**Data supplied:**
......

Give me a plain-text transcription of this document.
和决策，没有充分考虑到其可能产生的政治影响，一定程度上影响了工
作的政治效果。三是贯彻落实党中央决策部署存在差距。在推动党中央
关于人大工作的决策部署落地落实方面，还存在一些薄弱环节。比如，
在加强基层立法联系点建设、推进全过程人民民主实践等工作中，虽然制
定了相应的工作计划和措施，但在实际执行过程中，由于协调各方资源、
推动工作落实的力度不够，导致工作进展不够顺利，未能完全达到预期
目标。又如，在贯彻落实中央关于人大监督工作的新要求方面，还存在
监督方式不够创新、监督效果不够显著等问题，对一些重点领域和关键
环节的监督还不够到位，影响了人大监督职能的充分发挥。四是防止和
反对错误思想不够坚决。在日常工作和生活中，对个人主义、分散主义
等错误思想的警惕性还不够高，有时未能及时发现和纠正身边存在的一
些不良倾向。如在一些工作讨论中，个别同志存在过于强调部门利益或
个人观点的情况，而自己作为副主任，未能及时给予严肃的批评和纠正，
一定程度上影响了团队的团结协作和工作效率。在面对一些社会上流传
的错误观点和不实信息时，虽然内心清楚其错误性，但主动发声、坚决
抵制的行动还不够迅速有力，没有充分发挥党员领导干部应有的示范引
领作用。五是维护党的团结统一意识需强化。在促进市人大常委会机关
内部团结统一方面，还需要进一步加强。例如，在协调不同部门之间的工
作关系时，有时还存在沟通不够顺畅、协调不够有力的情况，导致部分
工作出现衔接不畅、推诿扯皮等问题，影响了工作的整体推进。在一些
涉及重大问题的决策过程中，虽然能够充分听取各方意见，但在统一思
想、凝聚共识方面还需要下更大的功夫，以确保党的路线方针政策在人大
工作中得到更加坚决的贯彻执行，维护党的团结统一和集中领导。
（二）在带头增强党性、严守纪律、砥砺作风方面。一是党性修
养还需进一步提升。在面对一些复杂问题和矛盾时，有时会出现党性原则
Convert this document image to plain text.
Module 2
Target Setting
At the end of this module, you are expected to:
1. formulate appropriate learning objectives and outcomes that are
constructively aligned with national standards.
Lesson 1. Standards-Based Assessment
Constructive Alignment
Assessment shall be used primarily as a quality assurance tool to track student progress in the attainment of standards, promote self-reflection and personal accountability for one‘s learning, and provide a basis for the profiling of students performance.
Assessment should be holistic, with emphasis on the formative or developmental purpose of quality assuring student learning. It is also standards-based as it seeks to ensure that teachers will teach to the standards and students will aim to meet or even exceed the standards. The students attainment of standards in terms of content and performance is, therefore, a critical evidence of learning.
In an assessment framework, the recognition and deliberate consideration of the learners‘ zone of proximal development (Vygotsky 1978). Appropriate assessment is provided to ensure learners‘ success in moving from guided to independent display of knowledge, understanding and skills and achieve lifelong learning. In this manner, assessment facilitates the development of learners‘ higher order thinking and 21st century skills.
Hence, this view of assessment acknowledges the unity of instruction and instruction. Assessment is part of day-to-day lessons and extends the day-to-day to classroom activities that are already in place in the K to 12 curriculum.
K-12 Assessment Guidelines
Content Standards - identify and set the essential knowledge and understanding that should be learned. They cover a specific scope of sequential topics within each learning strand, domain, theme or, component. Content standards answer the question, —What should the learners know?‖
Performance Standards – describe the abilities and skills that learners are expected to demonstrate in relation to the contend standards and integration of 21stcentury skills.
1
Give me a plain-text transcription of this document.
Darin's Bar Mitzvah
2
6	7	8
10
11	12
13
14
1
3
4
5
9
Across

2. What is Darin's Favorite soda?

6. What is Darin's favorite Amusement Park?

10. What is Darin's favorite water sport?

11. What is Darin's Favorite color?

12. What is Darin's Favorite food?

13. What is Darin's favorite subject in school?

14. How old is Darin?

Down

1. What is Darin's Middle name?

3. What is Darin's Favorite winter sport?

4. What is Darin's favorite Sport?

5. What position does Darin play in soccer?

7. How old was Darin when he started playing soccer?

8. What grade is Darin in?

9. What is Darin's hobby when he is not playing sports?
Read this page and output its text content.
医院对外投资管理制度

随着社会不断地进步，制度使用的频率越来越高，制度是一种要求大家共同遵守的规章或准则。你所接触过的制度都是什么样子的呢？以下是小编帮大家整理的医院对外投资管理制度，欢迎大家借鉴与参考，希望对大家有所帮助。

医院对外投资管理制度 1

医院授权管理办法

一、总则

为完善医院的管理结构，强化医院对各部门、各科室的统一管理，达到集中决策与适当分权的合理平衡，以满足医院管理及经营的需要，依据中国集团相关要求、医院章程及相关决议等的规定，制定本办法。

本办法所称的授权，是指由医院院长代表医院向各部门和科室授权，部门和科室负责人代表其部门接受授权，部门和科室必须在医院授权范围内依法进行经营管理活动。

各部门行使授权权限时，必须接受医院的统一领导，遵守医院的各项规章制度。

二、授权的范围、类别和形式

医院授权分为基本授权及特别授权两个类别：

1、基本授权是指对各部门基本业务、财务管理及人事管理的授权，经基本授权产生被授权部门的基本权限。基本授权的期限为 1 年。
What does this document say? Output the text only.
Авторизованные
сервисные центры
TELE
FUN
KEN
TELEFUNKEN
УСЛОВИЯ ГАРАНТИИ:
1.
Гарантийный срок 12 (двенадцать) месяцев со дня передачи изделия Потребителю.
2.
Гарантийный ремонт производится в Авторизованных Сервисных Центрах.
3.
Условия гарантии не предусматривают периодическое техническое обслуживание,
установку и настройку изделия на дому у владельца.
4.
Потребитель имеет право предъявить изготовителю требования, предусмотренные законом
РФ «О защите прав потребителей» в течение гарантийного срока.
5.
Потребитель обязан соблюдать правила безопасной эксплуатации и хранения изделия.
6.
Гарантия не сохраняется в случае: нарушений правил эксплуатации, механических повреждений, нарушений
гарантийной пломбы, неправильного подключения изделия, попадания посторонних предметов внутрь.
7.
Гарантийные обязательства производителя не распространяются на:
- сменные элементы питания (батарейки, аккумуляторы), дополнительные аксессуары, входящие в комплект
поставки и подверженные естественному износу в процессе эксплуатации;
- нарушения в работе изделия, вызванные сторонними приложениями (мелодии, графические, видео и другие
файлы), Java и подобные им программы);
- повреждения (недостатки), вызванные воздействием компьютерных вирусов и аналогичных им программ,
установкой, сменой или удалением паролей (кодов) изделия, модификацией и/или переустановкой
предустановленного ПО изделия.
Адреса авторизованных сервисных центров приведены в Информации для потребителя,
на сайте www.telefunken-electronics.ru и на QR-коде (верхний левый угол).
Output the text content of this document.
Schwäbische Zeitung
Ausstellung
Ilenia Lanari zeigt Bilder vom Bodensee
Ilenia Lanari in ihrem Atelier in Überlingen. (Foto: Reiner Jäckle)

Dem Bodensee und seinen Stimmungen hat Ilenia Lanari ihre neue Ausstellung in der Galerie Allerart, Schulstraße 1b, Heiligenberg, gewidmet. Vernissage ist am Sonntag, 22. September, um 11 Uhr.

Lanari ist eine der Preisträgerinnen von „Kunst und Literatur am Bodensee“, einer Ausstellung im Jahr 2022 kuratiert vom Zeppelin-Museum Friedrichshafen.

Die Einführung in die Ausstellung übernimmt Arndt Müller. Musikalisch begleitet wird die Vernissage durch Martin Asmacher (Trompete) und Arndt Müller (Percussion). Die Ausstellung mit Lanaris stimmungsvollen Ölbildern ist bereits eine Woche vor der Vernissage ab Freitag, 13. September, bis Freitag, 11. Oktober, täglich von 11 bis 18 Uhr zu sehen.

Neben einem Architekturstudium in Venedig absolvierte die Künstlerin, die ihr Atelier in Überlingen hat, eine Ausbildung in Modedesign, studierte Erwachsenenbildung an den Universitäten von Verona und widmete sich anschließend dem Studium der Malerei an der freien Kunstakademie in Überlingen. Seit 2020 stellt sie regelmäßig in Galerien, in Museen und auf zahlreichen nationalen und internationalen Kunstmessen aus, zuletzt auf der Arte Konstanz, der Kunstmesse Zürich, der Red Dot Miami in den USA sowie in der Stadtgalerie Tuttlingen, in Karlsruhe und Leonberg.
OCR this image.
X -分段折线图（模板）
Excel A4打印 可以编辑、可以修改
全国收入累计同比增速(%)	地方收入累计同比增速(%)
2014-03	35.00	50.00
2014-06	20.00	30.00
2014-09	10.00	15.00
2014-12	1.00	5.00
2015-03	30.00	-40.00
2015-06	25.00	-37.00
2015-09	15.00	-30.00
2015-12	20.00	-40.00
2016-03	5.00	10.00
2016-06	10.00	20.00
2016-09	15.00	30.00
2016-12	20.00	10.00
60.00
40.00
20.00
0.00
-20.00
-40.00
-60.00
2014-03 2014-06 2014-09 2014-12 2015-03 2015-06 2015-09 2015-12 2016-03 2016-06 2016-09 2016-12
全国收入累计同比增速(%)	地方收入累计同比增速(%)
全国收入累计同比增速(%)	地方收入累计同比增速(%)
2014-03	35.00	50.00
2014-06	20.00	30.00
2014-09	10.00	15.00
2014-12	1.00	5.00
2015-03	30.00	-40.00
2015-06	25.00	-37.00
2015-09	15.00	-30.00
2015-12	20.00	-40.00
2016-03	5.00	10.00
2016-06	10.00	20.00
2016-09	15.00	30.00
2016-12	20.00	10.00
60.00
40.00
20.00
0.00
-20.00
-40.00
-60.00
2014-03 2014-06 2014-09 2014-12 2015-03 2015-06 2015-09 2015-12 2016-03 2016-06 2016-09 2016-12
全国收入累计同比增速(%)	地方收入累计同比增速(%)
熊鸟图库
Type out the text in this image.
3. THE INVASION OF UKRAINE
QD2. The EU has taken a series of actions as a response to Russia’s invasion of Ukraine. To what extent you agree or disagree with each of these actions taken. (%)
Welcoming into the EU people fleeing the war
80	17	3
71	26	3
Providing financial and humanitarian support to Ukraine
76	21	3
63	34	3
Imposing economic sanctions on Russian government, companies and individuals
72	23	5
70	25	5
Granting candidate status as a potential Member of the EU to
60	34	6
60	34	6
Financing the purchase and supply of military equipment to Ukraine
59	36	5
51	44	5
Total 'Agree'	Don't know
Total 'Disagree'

......

Find every line that holds "эксплуатации" and copy it.

Потребитель обязан соблюдать правила безопасной эксплуатации и хранения изделия.
Гарантия не сохраняется в случае: нарушений правил эксплуатации, механических повреждений, нарушений
поставки и подверженные естественному износу в процессе эксплуатации;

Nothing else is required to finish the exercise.